↓↓↓
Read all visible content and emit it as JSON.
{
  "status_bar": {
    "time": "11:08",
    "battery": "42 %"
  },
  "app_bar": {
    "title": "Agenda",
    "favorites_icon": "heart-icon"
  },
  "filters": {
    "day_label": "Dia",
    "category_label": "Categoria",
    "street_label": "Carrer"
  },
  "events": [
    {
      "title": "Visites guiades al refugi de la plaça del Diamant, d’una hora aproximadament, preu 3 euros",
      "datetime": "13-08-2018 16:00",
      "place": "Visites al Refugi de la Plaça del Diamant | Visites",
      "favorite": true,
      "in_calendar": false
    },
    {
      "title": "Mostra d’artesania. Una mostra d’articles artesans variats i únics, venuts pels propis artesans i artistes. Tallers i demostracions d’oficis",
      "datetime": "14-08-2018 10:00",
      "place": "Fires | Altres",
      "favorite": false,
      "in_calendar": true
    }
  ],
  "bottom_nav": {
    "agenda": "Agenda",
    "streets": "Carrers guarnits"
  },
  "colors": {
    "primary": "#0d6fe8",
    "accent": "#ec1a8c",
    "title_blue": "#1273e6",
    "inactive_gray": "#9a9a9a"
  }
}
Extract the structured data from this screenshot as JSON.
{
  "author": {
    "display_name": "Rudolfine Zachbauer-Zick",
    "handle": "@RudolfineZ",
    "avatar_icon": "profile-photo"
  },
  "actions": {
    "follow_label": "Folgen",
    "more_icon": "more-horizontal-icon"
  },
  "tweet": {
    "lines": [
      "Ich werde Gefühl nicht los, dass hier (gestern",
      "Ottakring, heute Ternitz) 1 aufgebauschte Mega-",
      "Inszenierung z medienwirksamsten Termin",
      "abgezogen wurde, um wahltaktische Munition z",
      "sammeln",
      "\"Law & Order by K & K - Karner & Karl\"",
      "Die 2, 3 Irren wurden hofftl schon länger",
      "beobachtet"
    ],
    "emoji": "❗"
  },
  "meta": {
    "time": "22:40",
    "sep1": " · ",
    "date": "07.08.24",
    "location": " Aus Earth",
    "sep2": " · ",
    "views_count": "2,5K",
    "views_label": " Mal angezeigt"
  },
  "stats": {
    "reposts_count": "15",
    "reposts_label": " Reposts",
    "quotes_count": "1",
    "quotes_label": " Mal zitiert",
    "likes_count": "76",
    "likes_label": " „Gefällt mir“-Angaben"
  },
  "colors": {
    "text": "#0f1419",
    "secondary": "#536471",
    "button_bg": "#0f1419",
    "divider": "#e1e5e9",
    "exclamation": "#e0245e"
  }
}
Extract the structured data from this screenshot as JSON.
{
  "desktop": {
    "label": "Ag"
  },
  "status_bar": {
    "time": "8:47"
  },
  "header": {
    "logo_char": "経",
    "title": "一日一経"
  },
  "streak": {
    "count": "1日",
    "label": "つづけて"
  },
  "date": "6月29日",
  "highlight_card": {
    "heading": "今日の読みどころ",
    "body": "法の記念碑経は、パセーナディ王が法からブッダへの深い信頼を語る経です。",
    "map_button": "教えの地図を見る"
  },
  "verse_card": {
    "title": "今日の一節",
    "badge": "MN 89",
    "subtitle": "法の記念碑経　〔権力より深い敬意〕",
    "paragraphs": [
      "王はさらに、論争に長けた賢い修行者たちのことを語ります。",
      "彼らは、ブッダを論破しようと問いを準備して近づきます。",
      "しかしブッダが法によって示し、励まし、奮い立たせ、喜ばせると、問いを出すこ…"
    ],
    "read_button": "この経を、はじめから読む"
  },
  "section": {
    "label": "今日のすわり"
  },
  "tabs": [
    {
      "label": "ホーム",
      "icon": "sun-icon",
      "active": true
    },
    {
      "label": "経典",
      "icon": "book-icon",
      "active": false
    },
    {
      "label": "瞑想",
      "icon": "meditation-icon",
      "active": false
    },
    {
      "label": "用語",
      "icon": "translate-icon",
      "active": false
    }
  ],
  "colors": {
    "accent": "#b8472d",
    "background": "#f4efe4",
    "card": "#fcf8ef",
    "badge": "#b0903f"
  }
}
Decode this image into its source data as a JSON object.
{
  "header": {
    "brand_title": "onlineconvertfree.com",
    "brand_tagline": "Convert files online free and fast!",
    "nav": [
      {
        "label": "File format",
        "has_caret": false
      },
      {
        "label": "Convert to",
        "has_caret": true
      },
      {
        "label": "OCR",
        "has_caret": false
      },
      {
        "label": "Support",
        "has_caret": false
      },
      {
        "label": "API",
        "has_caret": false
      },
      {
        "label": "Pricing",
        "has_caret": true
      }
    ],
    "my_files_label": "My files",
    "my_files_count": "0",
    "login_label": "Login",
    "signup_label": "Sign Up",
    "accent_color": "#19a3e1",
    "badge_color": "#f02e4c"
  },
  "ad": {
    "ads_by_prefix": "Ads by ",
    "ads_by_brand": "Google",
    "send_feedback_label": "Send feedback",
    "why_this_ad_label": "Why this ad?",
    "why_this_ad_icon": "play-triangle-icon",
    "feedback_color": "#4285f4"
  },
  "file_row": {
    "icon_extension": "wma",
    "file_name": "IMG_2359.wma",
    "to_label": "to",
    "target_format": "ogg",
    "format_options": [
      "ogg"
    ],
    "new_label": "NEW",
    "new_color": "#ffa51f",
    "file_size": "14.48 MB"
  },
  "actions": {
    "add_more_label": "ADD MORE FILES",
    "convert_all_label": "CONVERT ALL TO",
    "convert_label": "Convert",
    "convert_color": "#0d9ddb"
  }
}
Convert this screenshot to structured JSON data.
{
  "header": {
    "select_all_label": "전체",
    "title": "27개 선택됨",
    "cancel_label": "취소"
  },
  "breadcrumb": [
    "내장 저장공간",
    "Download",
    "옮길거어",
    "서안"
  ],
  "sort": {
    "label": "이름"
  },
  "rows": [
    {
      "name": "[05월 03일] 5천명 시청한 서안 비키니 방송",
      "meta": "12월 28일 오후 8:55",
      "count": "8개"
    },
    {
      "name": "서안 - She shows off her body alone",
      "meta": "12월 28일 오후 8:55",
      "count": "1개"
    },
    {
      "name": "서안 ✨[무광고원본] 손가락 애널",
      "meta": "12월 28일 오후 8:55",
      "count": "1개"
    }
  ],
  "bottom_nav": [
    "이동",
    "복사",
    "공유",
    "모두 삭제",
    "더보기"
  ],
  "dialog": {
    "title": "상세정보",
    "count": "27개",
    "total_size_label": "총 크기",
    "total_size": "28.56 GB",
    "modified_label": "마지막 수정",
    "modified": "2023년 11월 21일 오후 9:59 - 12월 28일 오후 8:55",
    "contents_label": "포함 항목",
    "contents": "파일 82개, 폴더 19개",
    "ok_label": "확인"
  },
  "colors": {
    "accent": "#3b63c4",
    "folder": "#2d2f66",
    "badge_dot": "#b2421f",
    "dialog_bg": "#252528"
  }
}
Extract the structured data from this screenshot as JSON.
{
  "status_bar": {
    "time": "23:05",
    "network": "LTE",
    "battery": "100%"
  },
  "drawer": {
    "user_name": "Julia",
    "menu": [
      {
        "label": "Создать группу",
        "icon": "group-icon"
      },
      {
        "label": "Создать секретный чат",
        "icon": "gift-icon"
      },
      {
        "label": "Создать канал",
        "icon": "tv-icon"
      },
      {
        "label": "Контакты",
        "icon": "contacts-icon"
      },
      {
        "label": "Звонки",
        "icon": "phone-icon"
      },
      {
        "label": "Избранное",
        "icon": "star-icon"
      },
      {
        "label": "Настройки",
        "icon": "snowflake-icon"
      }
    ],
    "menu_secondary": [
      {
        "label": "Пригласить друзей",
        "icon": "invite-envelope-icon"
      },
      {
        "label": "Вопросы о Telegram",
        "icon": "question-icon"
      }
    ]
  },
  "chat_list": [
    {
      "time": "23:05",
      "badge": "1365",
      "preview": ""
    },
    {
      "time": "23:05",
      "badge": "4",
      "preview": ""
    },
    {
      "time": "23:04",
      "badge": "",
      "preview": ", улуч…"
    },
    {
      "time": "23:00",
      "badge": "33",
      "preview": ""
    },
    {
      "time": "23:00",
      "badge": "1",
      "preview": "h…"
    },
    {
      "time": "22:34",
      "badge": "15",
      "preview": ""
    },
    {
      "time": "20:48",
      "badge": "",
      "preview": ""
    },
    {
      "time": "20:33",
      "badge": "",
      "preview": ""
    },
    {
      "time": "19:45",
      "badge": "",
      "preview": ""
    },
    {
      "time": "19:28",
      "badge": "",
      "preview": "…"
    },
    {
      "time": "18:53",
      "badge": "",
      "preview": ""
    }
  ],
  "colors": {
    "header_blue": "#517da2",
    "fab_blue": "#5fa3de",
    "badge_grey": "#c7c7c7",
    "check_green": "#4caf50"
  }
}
↑↑↑
[Problem description] Every line holding "true" should be copied out.

[Answer to the exercise]
      "favorite": true,
      "in_calendar": true
      "active": true
        "has_caret": true
        "has_caret": true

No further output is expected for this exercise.